─── LISTED RECORDS

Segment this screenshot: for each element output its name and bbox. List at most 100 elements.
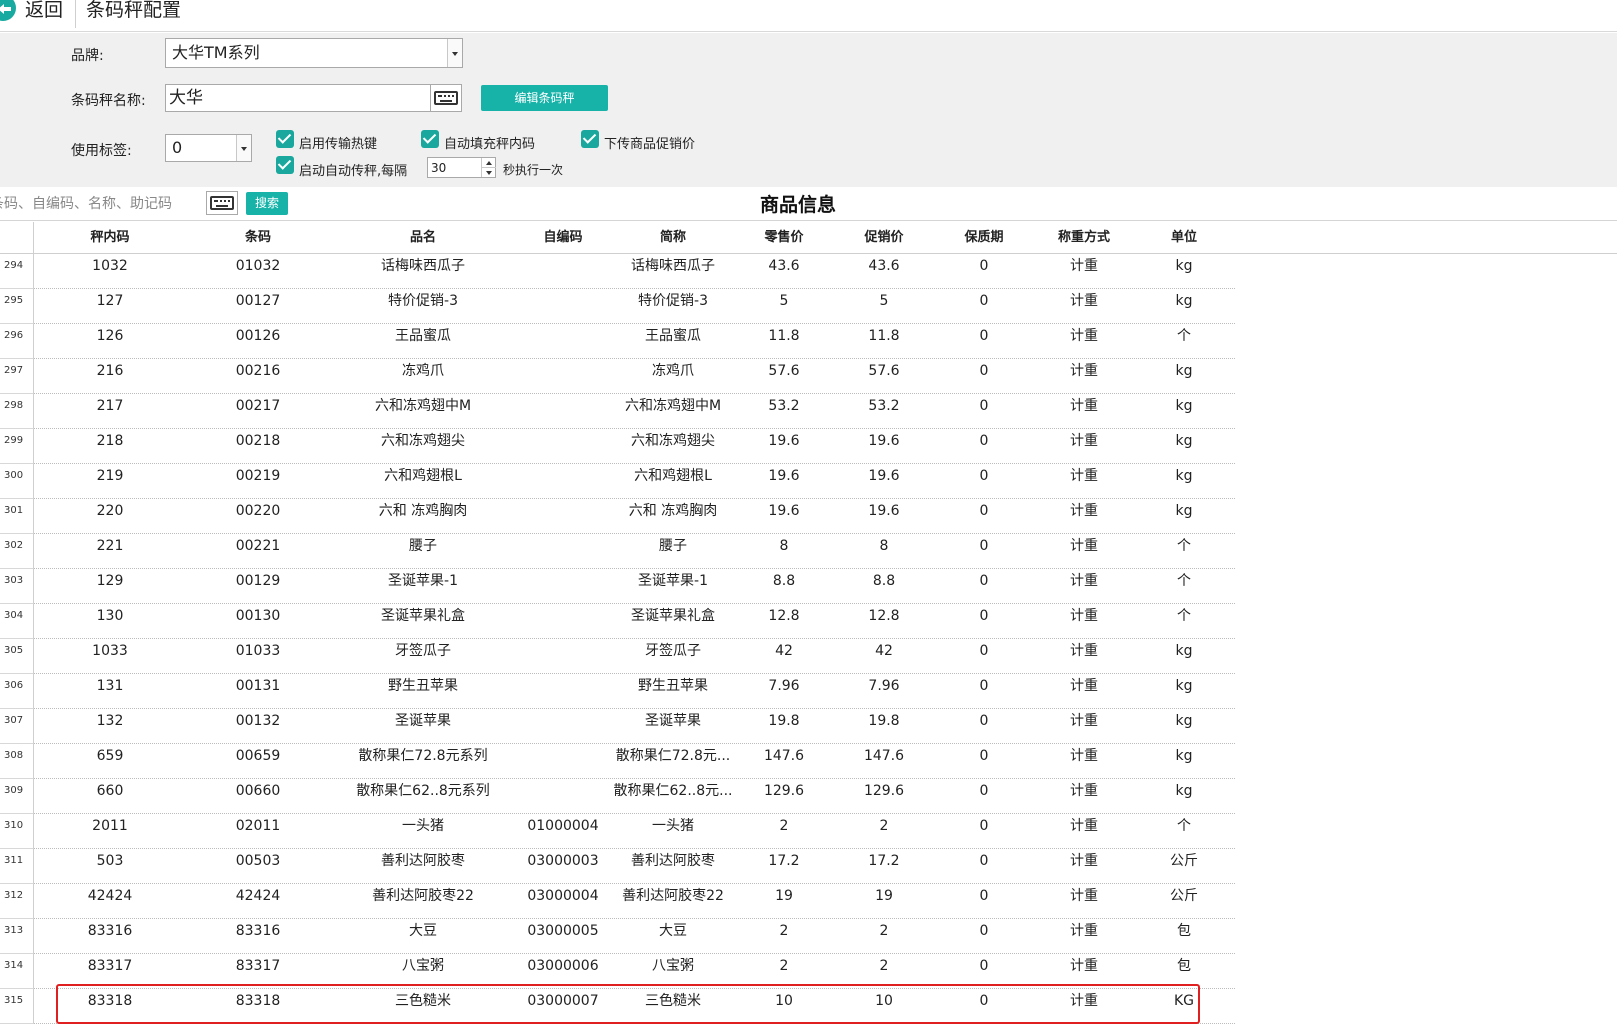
table-row[interactable]: 294 1032 01032 话梅味西瓜子 话梅味西瓜子 43.6 43.6 0 计重 kg bbox=[0, 254, 1235, 289]
row-number: 299 bbox=[0, 429, 34, 464]
table-cell: 217 bbox=[96, 398, 124, 414]
auto-transfer-checkbox[interactable] bbox=[276, 156, 294, 174]
keyboard-button[interactable] bbox=[430, 84, 462, 112]
table-cell: 126 bbox=[96, 328, 124, 344]
table-cell: 17.2 bbox=[868, 853, 900, 869]
table-row[interactable]: 310 2011 02011 一头猪 01000004 一头猪 2 2 0 计重 个 bbox=[0, 814, 1235, 849]
brand-select-value: 大华TM系列 bbox=[172, 43, 260, 62]
table-cell: 计重 bbox=[1070, 818, 1098, 834]
table-cell: 147.6 bbox=[763, 748, 805, 764]
table-cell: 57.6 bbox=[868, 363, 900, 379]
table-cell: 散称果仁62..8元... bbox=[613, 783, 733, 799]
table-row[interactable]: 305 1033 01033 牙签瓜子 牙签瓜子 42 42 0 计重 kg bbox=[0, 639, 1235, 674]
table-cell: 一头猪 bbox=[402, 818, 444, 834]
table-cell: 冻鸡爪 bbox=[402, 363, 444, 379]
table-row[interactable]: 312 42424 42424 善利达阿胶枣22 03000004 善利达阿胶枣22 19 1… bbox=[0, 884, 1235, 919]
enable-hotkey-checkbox[interactable] bbox=[276, 130, 294, 148]
auto-fill-code-checkbox[interactable] bbox=[421, 130, 439, 148]
upload-promo-price-checkbox[interactable] bbox=[581, 130, 599, 148]
product-table: 秤内码 条码 品名 自编码 简称 零售价 促销价 保质期 称重方式 单位 294… bbox=[0, 222, 1617, 1025]
table-row[interactable]: 306 131 00131 野生丑苹果 野生丑苹果 7.96 7.96 0 计重 kg bbox=[0, 674, 1235, 709]
table-cell: 包 bbox=[1177, 923, 1191, 939]
column-header[interactable]: 保质期 bbox=[944, 222, 1024, 254]
table-row[interactable]: 300 219 00219 六和鸡翅根L 六和鸡翅根L 19.6 19.6 0 计重 kg bbox=[0, 464, 1235, 499]
chevron-down-icon[interactable] bbox=[447, 39, 462, 67]
table-cell: kg bbox=[1175, 713, 1193, 729]
table-cell: 0 bbox=[979, 713, 989, 729]
edit-scale-button[interactable]: 编辑条码秤 bbox=[481, 85, 608, 111]
table-cell: 0 bbox=[979, 818, 989, 834]
table-cell: 19.6 bbox=[768, 433, 800, 449]
table-row[interactable]: 311 503 00503 善利达阿胶枣 03000003 善利达阿胶枣 17.2 17.2 0… bbox=[0, 849, 1235, 884]
table-cell: 219 bbox=[96, 468, 124, 484]
table-row[interactable]: 296 126 00126 王品蜜瓜 王品蜜瓜 11.8 11.8 0 计重 个 bbox=[0, 324, 1235, 359]
table-cell: 17.2 bbox=[768, 853, 800, 869]
table-cell bbox=[513, 709, 613, 744]
table-row[interactable]: 307 132 00132 圣诞苹果 圣诞苹果 19.8 19.8 0 计重 kg bbox=[0, 709, 1235, 744]
table-cell: 2 bbox=[879, 923, 889, 939]
use-label-select[interactable]: 0 bbox=[165, 134, 252, 162]
table-cell: 计重 bbox=[1070, 713, 1098, 729]
table-row[interactable]: 299 218 00218 六和冻鸡翅尖 六和冻鸡翅尖 19.6 19.6 0 计重 kg bbox=[0, 429, 1235, 464]
column-header[interactable]: 条码 bbox=[208, 222, 308, 254]
table-row[interactable]: 303 129 00129 圣诞苹果-1 圣诞苹果-1 8.8 8.8 0 计重 个 bbox=[0, 569, 1235, 604]
table-cell: 19.6 bbox=[868, 433, 900, 449]
search-button[interactable]: 搜索 bbox=[246, 192, 288, 215]
table-cell: 腰子 bbox=[409, 538, 437, 554]
table-cell: 1033 bbox=[92, 643, 128, 659]
table-cell: 01033 bbox=[235, 643, 281, 659]
auto-transfer-label: 启动自动传秤,每隔 bbox=[299, 164, 408, 179]
table-cell: kg bbox=[1175, 748, 1193, 764]
interval-value: 30 bbox=[431, 161, 447, 175]
column-header[interactable]: 自编码 bbox=[513, 222, 613, 254]
table-cell: 野生丑苹果 bbox=[388, 678, 458, 694]
table-cell bbox=[513, 324, 613, 359]
table-row[interactable]: 304 130 00130 圣诞苹果礼盒 圣诞苹果礼盒 12.8 12.8 0 计重 个 bbox=[0, 604, 1235, 639]
interval-spinner[interactable]: 30 bbox=[427, 157, 496, 178]
column-header[interactable]: 品名 bbox=[343, 222, 503, 254]
table-row[interactable]: 298 217 00217 六和冻鸡翅中M 六和冻鸡翅中M 53.2 53.2 0 计重 kg bbox=[0, 394, 1235, 429]
table-cell: 42 bbox=[775, 643, 793, 659]
search-keyboard-button[interactable] bbox=[206, 191, 238, 215]
column-header[interactable]: 零售价 bbox=[744, 222, 824, 254]
table-cell: 六和冻鸡翅中M bbox=[624, 398, 722, 414]
interval-suffix-label: 秒执行一次 bbox=[503, 163, 564, 177]
table-cell: 0 bbox=[979, 328, 989, 344]
column-header[interactable]: 秤内码 bbox=[60, 222, 160, 254]
table-cell: 善利达阿胶枣22 bbox=[372, 888, 474, 904]
table-row[interactable]: 297 216 00216 冻鸡爪 冻鸡爪 57.6 57.6 0 计重 kg bbox=[0, 359, 1235, 394]
table-cell: 计重 bbox=[1070, 573, 1098, 589]
back-button[interactable]: 返回 bbox=[25, 0, 63, 22]
column-header[interactable]: 单位 bbox=[1144, 222, 1224, 254]
table-row[interactable]: 313 83316 83316 大豆 03000005 大豆 2 2 0 计重 包 bbox=[0, 919, 1235, 954]
table-cell: 0 bbox=[979, 923, 989, 939]
row-number: 308 bbox=[0, 744, 34, 779]
table-cell: 1032 bbox=[92, 258, 128, 274]
table-cell: 特价促销-3 bbox=[638, 293, 708, 309]
table-cell: 129.6 bbox=[763, 783, 805, 799]
table-cell: 0 bbox=[979, 783, 989, 799]
table-row[interactable]: 295 127 00127 特价促销-3 特价促销-3 5 5 0 计重 kg bbox=[0, 289, 1235, 324]
search-input[interactable]: 条码、自编码、名称、助记码 bbox=[0, 192, 200, 216]
spin-down-icon[interactable] bbox=[482, 168, 496, 178]
table-cell: 19.6 bbox=[768, 503, 800, 519]
row-number: 313 bbox=[0, 919, 34, 954]
use-label-label: 使用标签: bbox=[71, 143, 132, 159]
brand-select[interactable]: 大华TM系列 bbox=[165, 38, 463, 68]
column-header[interactable]: 简称 bbox=[603, 222, 743, 254]
chevron-down-icon[interactable] bbox=[236, 135, 251, 161]
table-row[interactable]: 308 659 00659 散称果仁72.8元系列 散称果仁72.8元... 147.6 1… bbox=[0, 744, 1235, 779]
table-row[interactable]: 302 221 00221 腰子 腰子 8 8 0 计重 个 bbox=[0, 534, 1235, 569]
table-cell: 散称果仁72.8元系列 bbox=[358, 748, 488, 764]
column-header[interactable]: 称重方式 bbox=[1034, 222, 1134, 254]
table-cell bbox=[513, 779, 613, 814]
table-cell: 六和 冻鸡胸肉 bbox=[628, 503, 718, 519]
table-row[interactable]: 301 220 00220 六和 冻鸡胸肉 六和 冻鸡胸肉 19.6 19.6 0 计重 kg bbox=[0, 499, 1235, 534]
spin-up-icon[interactable] bbox=[482, 158, 496, 168]
table-cell: 特价促销-3 bbox=[388, 293, 458, 309]
table-row[interactable]: 309 660 00660 散称果仁62..8元系列 散称果仁62..8元... 129.… bbox=[0, 779, 1235, 814]
scale-name-input[interactable]: 大华 bbox=[165, 84, 431, 112]
column-header[interactable]: 促销价 bbox=[844, 222, 924, 254]
section-title: 商品信息 bbox=[760, 194, 837, 216]
back-arrow-icon[interactable] bbox=[0, 0, 16, 21]
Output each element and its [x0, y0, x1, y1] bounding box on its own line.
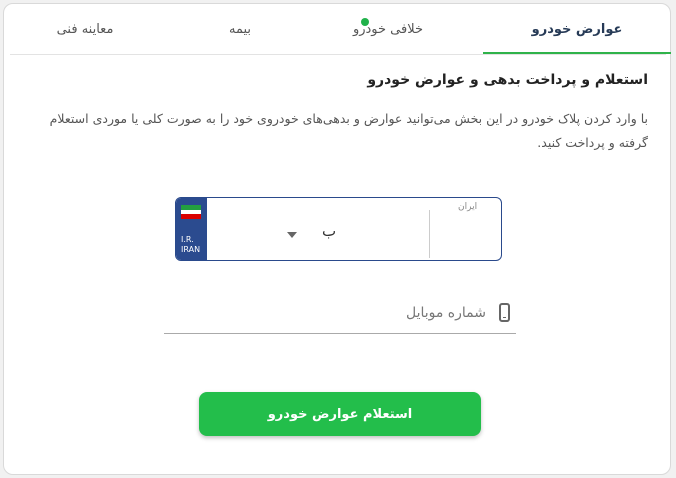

──────

§ **TASK GOAL**:
In the records, take the stretch from the line containing "table-row[interactable]: 294 1032" through the line containing "table-cell: 散称果仁62..8元... bbox=[613, 783, 733, 799]" and rename "table-cell" to "grid-cell", leaving everything else unchanged. Return only those lines.

§ **EXERCISE SOLUTION**:
table-row[interactable]: 294 1032 01032 话梅味西瓜子 话梅味西瓜子 43.6 43.6 0 计重 kg bbox=[0, 254, 1235, 289]
row-number: 299 bbox=[0, 429, 34, 464]
grid-cell: 217 bbox=[96, 398, 124, 414]
auto-transfer-checkbox[interactable] bbox=[276, 156, 294, 174]
keyboard-button[interactable] bbox=[430, 84, 462, 112]
grid-cell: 126 bbox=[96, 328, 124, 344]
grid-cell: 17.2 bbox=[868, 853, 900, 869]
table-row[interactable]: 310 2011 02011 一头猪 01000004 一头猪 2 2 0 计重 个 bbox=[0, 814, 1235, 849]
brand-select-value: 大华TM系列 bbox=[172, 43, 260, 62]
grid-cell: 计重 bbox=[1070, 818, 1098, 834]
grid-cell: 147.6 bbox=[763, 748, 805, 764]
grid-cell: 57.6 bbox=[868, 363, 900, 379]
grid-cell: 散称果仁62..8元... bbox=[613, 783, 733, 799]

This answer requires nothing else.